Abstract

Biophysical and biogeochemical weathering of amphibole syenite associated with the Stettin complex near Wausau, Wisconsin, has been examined by HRTEM, WDS, LM, and XRD. The rock consists of microperthitic feldspar, ferriannite, quartz, and ferrohastingsite. Crustose saxicolous lichens, Rhizocarpon grande and Porpidea albocaerulescens, penetrate the rock surface to a depth of 10 mm. Within the intact rock, amphibole surfaces along hyphae-filled cracks are highly corroded. Fungal hyphae exploit grain boundaries, cleavages, and cracks to gain access to mineral surfaces, resulting in accumulations of cleavage-bound mineral fragments as small as 5 μm within the lower thallus. Bacterial microcolonies are common and all mineral surfaces are completely coated in extracellular acidic mucopolysaccharides from fungal and bacterial sources. In the cases of amphibole, quartz, and feldspar, dissolution does not appear to involve pervasive leaching, for even the smallest mineral fragments retain their chemical and structural identity. Biotite directly in contact with the lichen thallus is intimately interpenetrated by fungal hyphae growing along (001) cleavages and is partially converted to vermiculite. No siliceous relics have been identified. Biologically mediated weathering involves a complex dissolution/ selective transport/recrystallization mechanism occurring within the acidic extracellular gels coating all mineral surfaces. A specialized weathering microenvironment around each mineral grain initially produces minute phyllosilicate crystallites. A rind of clay minerals forms around the dissolving parent phase, eventually culminating in abundant 5–10 μm diameter polymer-bound aggregates of face-to-face oriented clay minerals of homogeneous composition. Physiochemical weathering of ferrohastingsite produces topotactically oriented smectite and goethite. The cleavage-controlled reaction is neither isochemical nor isovolumetric.

Dataset records:

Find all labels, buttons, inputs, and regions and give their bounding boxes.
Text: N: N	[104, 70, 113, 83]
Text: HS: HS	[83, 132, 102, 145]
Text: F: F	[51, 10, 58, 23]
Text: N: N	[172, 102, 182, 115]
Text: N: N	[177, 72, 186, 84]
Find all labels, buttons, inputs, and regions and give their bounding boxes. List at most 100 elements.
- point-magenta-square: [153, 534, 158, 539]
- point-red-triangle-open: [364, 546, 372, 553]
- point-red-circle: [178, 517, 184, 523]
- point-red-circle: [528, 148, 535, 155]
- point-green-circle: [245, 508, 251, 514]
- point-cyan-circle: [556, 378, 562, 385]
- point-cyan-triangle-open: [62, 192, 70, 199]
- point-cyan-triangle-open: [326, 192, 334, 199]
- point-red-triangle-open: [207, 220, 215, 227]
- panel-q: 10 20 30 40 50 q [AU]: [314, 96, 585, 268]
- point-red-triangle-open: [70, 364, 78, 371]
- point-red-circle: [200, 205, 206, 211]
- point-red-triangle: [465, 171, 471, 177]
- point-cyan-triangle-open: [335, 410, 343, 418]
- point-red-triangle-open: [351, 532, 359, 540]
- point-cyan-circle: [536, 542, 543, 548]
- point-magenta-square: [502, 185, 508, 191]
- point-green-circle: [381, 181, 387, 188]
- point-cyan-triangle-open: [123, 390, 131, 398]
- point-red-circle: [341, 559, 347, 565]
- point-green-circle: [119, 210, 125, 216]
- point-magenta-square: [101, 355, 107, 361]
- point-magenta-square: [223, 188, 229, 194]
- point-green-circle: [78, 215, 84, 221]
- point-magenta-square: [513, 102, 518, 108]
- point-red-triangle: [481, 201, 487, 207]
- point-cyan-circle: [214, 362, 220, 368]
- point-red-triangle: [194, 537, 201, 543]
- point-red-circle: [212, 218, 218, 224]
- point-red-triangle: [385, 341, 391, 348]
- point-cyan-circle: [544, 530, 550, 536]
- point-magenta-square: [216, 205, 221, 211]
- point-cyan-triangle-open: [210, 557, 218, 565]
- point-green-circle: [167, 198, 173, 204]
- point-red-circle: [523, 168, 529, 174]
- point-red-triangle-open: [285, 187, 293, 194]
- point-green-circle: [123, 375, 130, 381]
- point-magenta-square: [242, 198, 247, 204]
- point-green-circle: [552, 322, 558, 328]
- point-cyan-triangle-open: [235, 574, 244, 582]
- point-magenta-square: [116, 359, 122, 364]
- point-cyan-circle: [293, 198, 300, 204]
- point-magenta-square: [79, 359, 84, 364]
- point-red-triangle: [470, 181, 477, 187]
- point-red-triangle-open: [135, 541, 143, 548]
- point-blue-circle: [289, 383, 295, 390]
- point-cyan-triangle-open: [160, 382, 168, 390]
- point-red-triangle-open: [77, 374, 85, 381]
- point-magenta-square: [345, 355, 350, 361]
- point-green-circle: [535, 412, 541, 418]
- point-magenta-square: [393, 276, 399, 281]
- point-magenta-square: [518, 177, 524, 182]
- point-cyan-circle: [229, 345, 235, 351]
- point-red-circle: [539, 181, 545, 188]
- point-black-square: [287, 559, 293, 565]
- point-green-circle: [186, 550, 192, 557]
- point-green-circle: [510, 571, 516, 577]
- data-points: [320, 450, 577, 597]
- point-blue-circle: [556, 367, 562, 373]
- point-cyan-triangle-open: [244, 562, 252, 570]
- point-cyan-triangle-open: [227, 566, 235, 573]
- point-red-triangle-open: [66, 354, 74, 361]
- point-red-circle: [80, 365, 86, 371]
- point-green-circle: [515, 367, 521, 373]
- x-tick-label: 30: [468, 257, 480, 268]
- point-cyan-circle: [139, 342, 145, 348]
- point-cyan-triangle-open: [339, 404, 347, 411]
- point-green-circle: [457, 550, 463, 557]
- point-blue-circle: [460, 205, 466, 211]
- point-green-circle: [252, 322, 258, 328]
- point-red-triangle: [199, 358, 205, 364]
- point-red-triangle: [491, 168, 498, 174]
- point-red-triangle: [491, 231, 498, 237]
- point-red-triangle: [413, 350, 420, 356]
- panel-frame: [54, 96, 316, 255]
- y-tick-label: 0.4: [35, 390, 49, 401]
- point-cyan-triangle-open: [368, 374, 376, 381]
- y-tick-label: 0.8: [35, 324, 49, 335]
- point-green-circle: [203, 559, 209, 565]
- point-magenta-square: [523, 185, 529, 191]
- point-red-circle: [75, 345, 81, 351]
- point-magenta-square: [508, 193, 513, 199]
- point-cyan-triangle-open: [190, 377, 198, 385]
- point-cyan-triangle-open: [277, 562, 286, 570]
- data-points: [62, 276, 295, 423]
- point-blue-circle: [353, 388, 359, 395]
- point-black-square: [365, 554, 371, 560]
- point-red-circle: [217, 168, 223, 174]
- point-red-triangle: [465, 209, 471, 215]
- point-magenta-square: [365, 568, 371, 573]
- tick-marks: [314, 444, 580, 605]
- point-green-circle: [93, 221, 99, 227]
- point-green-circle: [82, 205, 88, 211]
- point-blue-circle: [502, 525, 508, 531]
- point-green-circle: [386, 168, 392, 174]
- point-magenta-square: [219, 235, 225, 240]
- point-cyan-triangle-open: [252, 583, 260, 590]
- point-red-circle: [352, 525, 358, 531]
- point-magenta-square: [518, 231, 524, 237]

About this exercise: Reproduce the abstract on syenite weathering in full, word for word. The data has no connection to the abstract.

Task answer:
Abstract

Biophysical and biogeochemical weathering of amphibole syenite associated with the Stettin complex near Wausau, Wisconsin, has been examined by HRTEM, WDS, LM, and XRD. The rock consists of microperthitic feldspar, ferriannite, quartz, and ferrohastingsite. Crustose saxicolous lichens, Rhizocarpon grande and Porpidea albocaerulescens, penetrate the rock surface to a depth of 10 mm. Within the intact rock, amphibole surfaces along hyphae-filled cracks are highly corroded. Fungal hyphae exploit grain boundaries, cleavages, and cracks to gain access to mineral surfaces, resulting in accumulations of cleavage-bound mineral fragments as small as 5 μm within the lower thallus. Bacterial microcolonies are common and all mineral surfaces are completely coated in extracellular acidic mucopolysaccharides from fungal and bacterial sources. In the cases of amphibole, quartz, and feldspar, dissolution does not appear to involve pervasive leaching, for even the smallest mineral fragments retain their chemical and structural identity. Biotite directly in contact with the lichen thallus is intimately interpenetrated by fungal hyphae growing along (001) cleavages and is partially converted to vermiculite. No siliceous relics have been identified. Biologically mediated weathering involves a complex dissolution/ selective transport/recrystallization mechanism occurring within the acidic extracellular gels coating all mineral surfaces. A specialized weathering microenvironment around each mineral grain initially produces minute phyllosilicate crystallites. A rind of clay minerals forms around the dissolving parent phase, eventually culminating in abundant 5–10 μm diameter polymer-bound aggregates of face-to-face oriented clay minerals of homogeneous composition. Physiochemical weathering of ferrohastingsite produces topotactically oriented smectite and goethite. The cleavage-controlled reaction is neither isochemical nor isovolumetric.